(BRIEF):
Copy out the listing that follows exactly, dropping every picture.

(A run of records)
--------
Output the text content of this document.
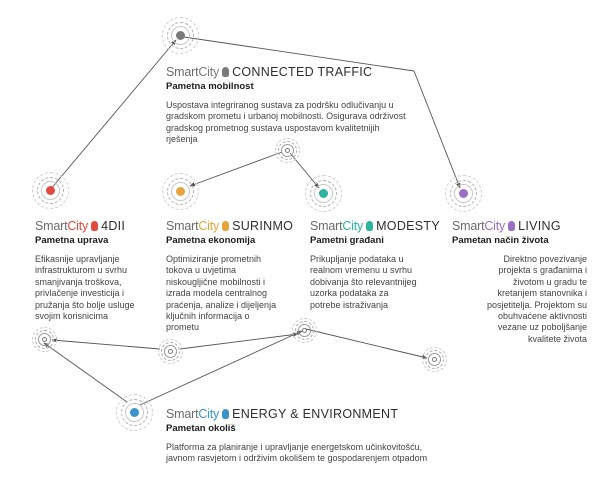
SmartCity CONNECTED TRAFFIC
Pametna mobilnost
Uspostava integriranog sustava za podršku odlučivanju u
gradskom prometu i urbanoj mobilnosti. Osigurava održivost
gradskog prometnog sustava uspostavom kvalitetnijih
rješenja
SmartCity 4DII
Pametna uprava
Efikasnije upravljanje
infrastrukturom u svrhu
smanjivanja troškova,
privlačenje investicija i
pružanja što bolje usluge
svojim korisnicima
SmartCity SURINMO
Pametna ekonomija
Optimiziranje prometnih
tokova u uvjetima
niskougljične mobilnosti i
izrada modela centralnog
praćenja, analize i dijeljenja
ključnih informacija o
prometu
SmartCity MODESTY
Pametni građani
Prikupljanje podataka u
realnom vremenu u svrhu
dobivanja što relevantnijeg
uzorka podataka za
potrebe istraživanja
SmartCity LIVING
Pametan način života
Direktno povezivanje
projekta s građanima i
životom u gradu te
kretanjem stanovnika i
posjetitelja. Projektom su
obuhvaćene aktivnosti
vezane uz poboljšanje
kvalitete života
SmartCity ENERGY & ENVIRONMENT
Pametan okoliš
Platforma za planiranje i upravljanje energetskom učinkovitošću,
javnom rasvjetom i održivim okolišem te gospodarenjem otpadom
--------
(TASK RESULT):
Output the text content of this document.
SmartCity CONNECTED TRAFFIC
Pametna mobilnost
Uspostava integriranog sustava za podršku odlučivanju u
gradskom prometu i urbanoj mobilnosti. Osigurava održivost
gradskog prometnog sustava uspostavom kvalitetnijih
rješenja
SmartCity 4DII
Pametna uprava
Efikasnije upravljanje
infrastrukturom u svrhu
smanjivanja troškova,
privlačenje investicija i
pružanja što bolje usluge
svojim korisnicima
SmartCity SURINMO
Pametna ekonomija
Optimiziranje prometnih
tokova u uvjetima
niskougljične mobilnosti i
izrada modela centralnog
praćenja, analize i dijeljenja
ključnih informacija o
prometu
SmartCity MODESTY
Pametni građani
Prikupljanje podataka u
realnom vremenu u svrhu
dobivanja što relevantnijeg
uzorka podataka za
potrebe istraživanja
SmartCity LIVING
Pametan način života
Direktno povezivanje
projekta s građanima i
životom u gradu te
kretanjem stanovnika i
posjetitelja. Projektom su
obuhvaćene aktivnosti
vezane uz poboljšanje
kvalitete života
SmartCity ENERGY & ENVIRONMENT
Pametan okoliš
Platforma za planiranje i upravljanje energetskom učinkovitošću,
javnom rasvjetom i održivim okolišem te gospodarenjem otpadom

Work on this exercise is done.